#### [TASK PROMPT]
Every line below must be reproduced exactly. Copy them all.

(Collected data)
□ □ □ □ □ □ □

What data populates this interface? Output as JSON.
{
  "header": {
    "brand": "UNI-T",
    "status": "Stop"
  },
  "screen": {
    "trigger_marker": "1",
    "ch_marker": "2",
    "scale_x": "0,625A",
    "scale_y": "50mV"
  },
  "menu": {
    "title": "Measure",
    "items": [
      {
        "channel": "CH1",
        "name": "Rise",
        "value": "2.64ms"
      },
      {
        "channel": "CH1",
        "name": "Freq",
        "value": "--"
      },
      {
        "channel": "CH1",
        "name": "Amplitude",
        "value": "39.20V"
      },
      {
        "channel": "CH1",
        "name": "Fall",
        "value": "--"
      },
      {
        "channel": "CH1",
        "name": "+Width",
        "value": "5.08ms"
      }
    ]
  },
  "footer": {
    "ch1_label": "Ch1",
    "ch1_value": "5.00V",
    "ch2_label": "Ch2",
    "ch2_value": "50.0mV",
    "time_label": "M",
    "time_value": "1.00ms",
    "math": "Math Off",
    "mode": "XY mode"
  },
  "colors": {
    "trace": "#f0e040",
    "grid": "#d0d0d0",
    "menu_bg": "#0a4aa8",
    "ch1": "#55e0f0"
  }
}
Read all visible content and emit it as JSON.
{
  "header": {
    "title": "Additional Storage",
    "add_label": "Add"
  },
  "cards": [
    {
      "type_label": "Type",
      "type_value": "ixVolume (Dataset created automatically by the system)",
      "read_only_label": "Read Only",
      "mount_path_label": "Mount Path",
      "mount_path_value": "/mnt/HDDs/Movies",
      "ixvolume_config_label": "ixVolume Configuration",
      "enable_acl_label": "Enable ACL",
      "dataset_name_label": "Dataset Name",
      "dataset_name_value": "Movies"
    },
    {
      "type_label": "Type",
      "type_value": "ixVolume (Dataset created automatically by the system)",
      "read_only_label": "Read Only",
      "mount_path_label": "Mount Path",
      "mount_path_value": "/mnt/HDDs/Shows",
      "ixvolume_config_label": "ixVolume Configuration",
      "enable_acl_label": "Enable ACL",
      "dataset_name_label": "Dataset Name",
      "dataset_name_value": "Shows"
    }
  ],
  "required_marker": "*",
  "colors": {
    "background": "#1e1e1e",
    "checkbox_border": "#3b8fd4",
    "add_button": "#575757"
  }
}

□ □ □ □ □ □ □

#### [COMPLETE ANSWER]
What data populates this interface? Output as JSON.
{
  "header": {
    "brand": "UNI-T",
    "status": "Stop"
  },
  "screen": {
    "trigger_marker": "1",
    "ch_marker": "2",
    "scale_x": "0,625A",
    "scale_y": "50mV"
  },
  "menu": {
    "title": "Measure",
    "items": [
      {
        "channel": "CH1",
        "name": "Rise",
        "value": "2.64ms"
      },
      {
        "channel": "CH1",
        "name": "Freq",
        "value": "--"
      },
      {
        "channel": "CH1",
        "name": "Amplitude",
        "value": "39.20V"
      },
      {
        "channel": "CH1",
        "name": "Fall",
        "value": "--"
      },
      {
        "channel": "CH1",
        "name": "+Width",
        "value": "5.08ms"
      }
    ]
  },
  "footer": {
    "ch1_label": "Ch1",
    "ch1_value": "5.00V",
    "ch2_label": "Ch2",
    "ch2_value": "50.0mV",
    "time_label": "M",
    "time_value": "1.00ms",
    "math": "Math Off",
    "mode": "XY mode"
  },
  "colors": {
    "trace": "#f0e040",
    "grid": "#d0d0d0",
    "menu_bg": "#0a4aa8",
    "ch1": "#55e0f0"
  }
}
Read all visible content and emit it as JSON.
{
  "header": {
    "title": "Additional Storage",
    "add_label": "Add"
  },
  "cards": [
    {
      "type_label": "Type",
      "type_value": "ixVolume (Dataset created automatically by the system)",
      "read_only_label": "Read Only",
      "mount_path_label": "Mount Path",
      "mount_path_value": "/mnt/HDDs/Movies",
      "ixvolume_config_label": "ixVolume Configuration",
      "enable_acl_label": "Enable ACL",
      "dataset_name_label": "Dataset Name",
      "dataset_name_value": "Movies"
    },
    {
      "type_label": "Type",
      "type_value": "ixVolume (Dataset created automatically by the system)",
      "read_only_label": "Read Only",
      "mount_path_label": "Mount Path",
      "mount_path_value": "/mnt/HDDs/Shows",
      "ixvolume_config_label": "ixVolume Configuration",
      "enable_acl_label": "Enable ACL",
      "dataset_name_label": "Dataset Name",
      "dataset_name_value": "Shows"
    }
  ],
  "required_marker": "*",
  "colors": {
    "background": "#1e1e1e",
    "checkbox_border": "#3b8fd4",
    "add_button": "#575757"
  }
}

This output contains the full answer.